Task description: Answer with nothing except the number of lines that contain the word "this".

Dataset entries
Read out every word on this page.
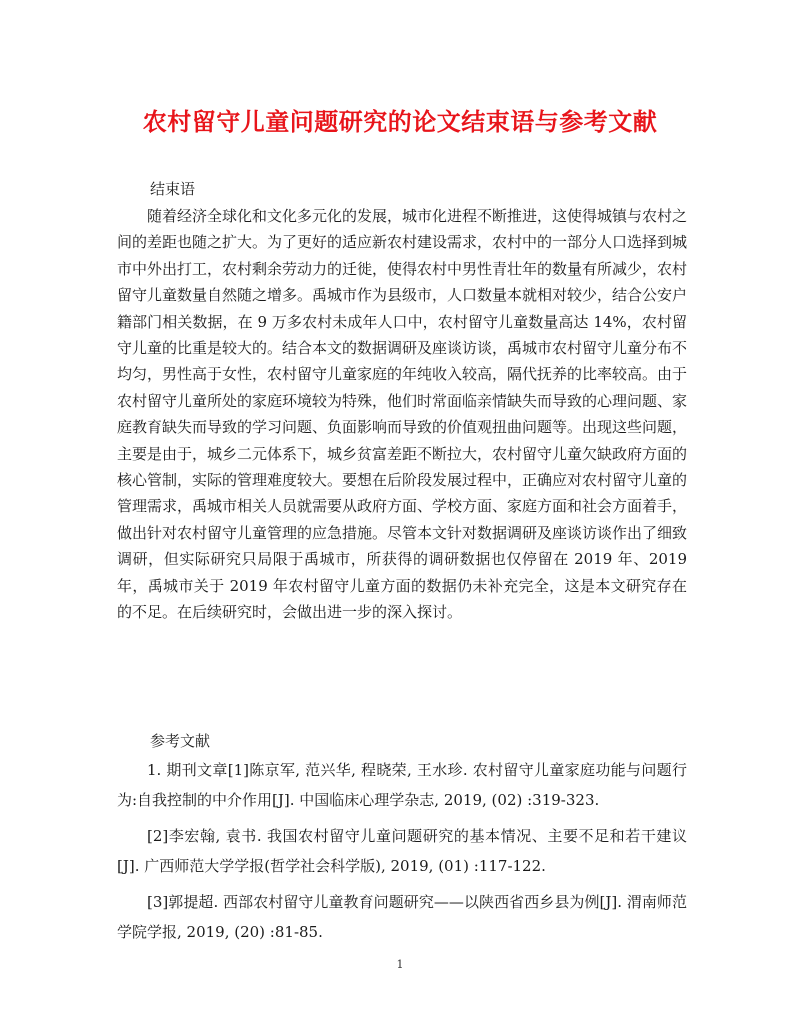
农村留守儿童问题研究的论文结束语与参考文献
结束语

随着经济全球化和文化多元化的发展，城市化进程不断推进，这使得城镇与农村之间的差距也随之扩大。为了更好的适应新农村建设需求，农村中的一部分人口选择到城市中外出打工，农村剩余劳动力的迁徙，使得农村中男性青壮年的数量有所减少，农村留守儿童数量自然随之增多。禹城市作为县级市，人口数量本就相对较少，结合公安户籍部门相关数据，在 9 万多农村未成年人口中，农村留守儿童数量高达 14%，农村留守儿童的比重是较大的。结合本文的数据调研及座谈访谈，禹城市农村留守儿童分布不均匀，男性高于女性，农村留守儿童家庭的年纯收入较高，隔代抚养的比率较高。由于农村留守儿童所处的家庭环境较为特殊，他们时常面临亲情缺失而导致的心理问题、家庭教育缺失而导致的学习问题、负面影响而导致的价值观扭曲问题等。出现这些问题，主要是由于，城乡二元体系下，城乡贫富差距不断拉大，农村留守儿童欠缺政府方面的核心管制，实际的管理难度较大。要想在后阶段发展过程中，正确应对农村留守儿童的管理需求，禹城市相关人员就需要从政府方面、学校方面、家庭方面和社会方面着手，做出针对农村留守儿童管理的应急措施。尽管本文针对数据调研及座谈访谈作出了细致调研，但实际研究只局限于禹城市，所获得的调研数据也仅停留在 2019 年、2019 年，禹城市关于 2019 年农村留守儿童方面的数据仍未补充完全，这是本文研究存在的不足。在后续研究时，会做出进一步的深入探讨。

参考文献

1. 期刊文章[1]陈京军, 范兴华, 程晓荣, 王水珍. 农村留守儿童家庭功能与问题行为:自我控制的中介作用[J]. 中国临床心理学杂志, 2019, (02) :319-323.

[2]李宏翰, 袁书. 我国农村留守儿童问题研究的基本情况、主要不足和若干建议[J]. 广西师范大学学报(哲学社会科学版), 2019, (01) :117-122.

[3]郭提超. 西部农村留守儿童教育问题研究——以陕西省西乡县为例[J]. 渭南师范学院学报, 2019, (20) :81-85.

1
---
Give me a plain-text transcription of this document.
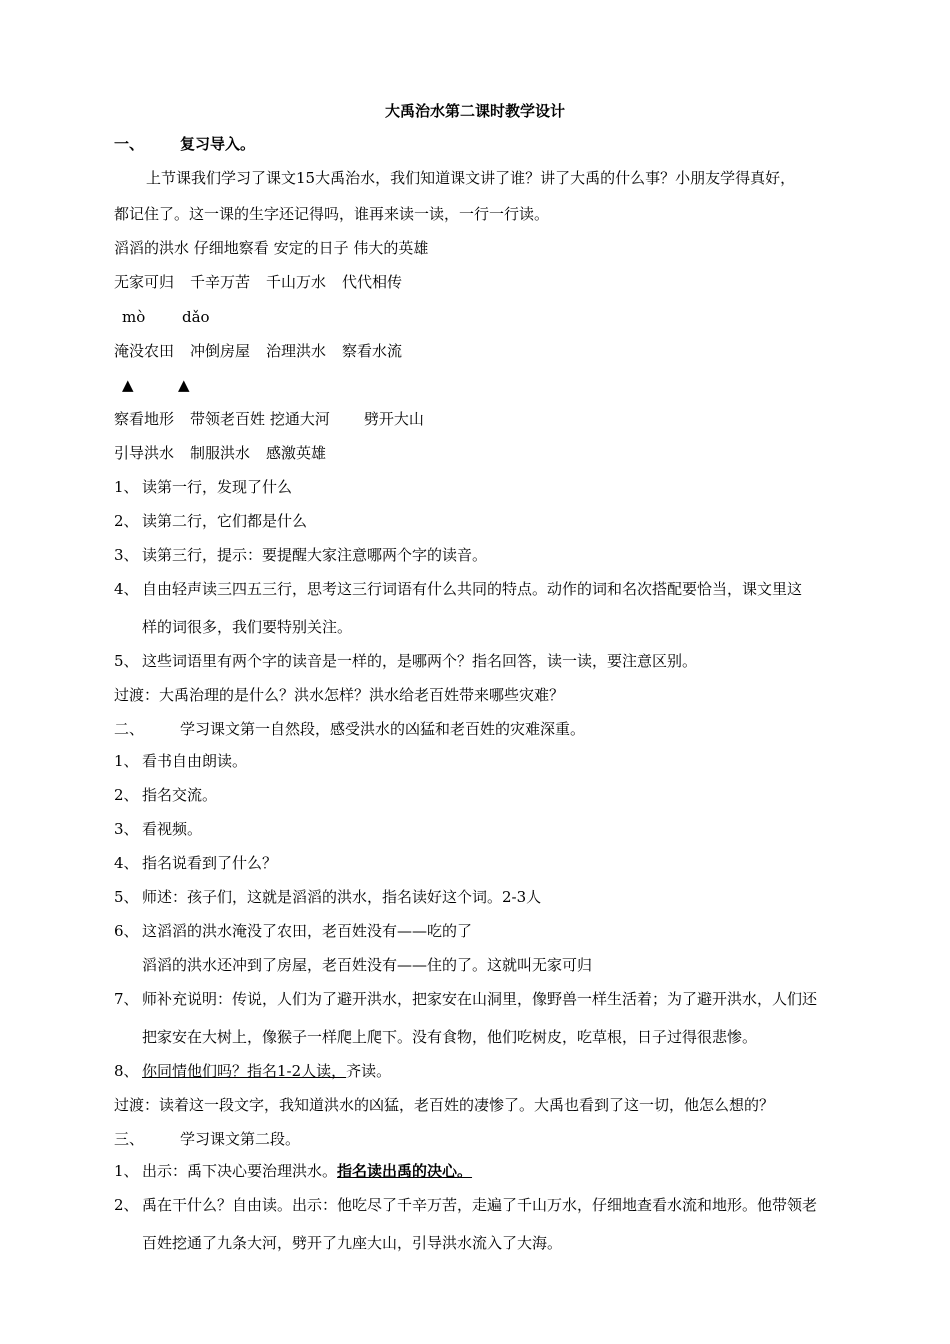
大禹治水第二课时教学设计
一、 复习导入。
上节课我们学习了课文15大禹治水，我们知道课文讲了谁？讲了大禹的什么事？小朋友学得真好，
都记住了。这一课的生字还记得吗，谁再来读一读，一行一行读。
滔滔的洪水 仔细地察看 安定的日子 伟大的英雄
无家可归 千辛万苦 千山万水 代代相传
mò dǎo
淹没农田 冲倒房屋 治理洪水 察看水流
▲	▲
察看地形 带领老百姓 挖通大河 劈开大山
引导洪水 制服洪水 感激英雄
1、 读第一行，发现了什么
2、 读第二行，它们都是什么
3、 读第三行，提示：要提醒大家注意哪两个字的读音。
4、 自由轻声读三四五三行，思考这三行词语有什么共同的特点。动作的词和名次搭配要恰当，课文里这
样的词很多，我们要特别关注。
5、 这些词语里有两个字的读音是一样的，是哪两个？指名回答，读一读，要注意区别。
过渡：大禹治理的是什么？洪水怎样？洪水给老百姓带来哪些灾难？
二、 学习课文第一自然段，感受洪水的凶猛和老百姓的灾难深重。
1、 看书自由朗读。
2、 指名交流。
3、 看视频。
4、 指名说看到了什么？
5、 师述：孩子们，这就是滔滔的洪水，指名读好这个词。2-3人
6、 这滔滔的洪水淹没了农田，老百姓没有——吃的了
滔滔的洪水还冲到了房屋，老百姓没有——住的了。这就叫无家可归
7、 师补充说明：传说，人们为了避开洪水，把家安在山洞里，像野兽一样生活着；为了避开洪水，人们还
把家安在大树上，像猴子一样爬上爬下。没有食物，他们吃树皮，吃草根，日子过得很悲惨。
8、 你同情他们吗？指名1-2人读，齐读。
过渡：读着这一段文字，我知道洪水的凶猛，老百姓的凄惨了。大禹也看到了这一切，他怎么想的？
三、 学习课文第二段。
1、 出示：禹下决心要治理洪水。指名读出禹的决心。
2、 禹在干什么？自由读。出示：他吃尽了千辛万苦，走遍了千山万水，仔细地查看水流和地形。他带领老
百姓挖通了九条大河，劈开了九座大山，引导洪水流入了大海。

Answer to the exercise: 2